Written exercise -> Spot every line with the word "проводят" and return it.

Extracted records ->
..........

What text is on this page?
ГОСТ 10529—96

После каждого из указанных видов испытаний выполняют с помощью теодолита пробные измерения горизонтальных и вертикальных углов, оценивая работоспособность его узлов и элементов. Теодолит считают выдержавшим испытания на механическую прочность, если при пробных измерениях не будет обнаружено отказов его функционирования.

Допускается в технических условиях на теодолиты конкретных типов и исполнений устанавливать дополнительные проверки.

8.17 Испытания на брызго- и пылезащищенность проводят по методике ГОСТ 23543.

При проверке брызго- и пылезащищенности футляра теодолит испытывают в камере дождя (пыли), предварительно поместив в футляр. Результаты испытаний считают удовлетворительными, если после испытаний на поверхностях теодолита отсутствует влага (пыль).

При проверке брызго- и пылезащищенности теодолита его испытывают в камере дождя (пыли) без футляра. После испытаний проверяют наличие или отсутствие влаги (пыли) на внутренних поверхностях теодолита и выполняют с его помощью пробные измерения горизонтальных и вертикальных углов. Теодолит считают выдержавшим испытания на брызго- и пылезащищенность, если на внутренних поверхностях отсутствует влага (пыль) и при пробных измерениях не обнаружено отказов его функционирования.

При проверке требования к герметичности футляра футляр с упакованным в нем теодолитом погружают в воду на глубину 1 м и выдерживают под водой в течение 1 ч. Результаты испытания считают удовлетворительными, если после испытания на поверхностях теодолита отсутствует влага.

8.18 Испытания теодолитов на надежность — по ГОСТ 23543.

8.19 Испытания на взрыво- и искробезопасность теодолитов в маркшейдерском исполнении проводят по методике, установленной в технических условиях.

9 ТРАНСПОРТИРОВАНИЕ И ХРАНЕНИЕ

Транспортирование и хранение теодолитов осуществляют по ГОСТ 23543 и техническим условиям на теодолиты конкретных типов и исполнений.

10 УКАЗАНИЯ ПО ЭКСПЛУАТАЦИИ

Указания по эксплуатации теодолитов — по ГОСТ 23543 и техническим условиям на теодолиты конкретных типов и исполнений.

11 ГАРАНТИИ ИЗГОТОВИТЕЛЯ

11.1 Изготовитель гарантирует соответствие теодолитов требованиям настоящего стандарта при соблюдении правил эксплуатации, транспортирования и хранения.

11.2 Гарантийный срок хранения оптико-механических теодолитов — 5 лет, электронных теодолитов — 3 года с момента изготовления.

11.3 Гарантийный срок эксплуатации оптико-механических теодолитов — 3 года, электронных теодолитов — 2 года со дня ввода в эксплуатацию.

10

..........

Exercise output ->
8.17 Испытания на брызго- и пылезащищенность проводят по методике ГОСТ 23543.
8.19 Испытания на взрыво- и искробезопасность теодолитов в маркшейдерском исполнении проводят по методике, установленной в технических условиях.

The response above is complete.